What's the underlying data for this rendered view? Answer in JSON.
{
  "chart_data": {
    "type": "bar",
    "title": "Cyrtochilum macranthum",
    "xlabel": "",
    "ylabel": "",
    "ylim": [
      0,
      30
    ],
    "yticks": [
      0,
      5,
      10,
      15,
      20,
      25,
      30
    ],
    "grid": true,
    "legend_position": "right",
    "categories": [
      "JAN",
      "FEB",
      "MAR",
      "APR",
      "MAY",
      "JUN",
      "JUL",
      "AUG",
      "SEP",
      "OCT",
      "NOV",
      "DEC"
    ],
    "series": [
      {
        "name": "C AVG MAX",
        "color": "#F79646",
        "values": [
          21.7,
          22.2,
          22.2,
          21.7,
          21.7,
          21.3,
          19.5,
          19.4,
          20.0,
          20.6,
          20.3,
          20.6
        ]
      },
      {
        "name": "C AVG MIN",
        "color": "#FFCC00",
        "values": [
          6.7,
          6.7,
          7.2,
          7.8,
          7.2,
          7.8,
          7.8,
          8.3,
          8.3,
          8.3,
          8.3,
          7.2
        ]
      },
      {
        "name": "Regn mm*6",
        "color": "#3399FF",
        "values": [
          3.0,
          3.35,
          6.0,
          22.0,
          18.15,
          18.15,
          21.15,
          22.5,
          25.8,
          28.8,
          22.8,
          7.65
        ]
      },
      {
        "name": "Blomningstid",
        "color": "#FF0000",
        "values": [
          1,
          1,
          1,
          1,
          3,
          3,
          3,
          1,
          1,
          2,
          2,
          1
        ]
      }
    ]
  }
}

=== SET EXERCISE ===
Exactly reproduce all of the entries.

=== COMPLETED TASK ===
What's the underlying data for this rendered view? Answer in JSON.
{
  "chart_data": {
    "type": "bar",
    "title": "Cyrtochilum macranthum",
    "xlabel": "",
    "ylabel": "",
    "ylim": [
      0,
      30
    ],
    "yticks": [
      0,
      5,
      10,
      15,
      20,
      25,
      30
    ],
    "grid": true,
    "legend_position": "right",
    "categories": [
      "JAN",
      "FEB",
      "MAR",
      "APR",
      "MAY",
      "JUN",
      "JUL",
      "AUG",
      "SEP",
      "OCT",
      "NOV",
      "DEC"
    ],
    "series": [
      {
        "name": "C AVG MAX",
        "color": "#F79646",
        "values": [
          21.7,
          22.2,
          22.2,
          21.7,
          21.7,
          21.3,
          19.5,
          19.4,
          20.0,
          20.6,
          20.3,
          20.6
        ]
      },
      {
        "name": "C AVG MIN",
        "color": "#FFCC00",
        "values": [
          6.7,
          6.7,
          7.2,
          7.8,
          7.2,
          7.8,
          7.8,
          8.3,
          8.3,
          8.3,
          8.3,
          7.2
        ]
      },
      {
        "name": "Regn mm*6",
        "color": "#3399FF",
        "values": [
          3.0,
          3.35,
          6.0,
          22.0,
          18.15,
          18.15,
          21.15,
          22.5,
          25.8,
          28.8,
          22.8,
          7.65
        ]
      },
      {
        "name": "Blomningstid",
        "color": "#FF0000",
        "values": [
          1,
          1,
          1,
          1,
          3,
          3,
          3,
          1,
          1,
          2,
          2,
          1
        ]
      }
    ]
  }
}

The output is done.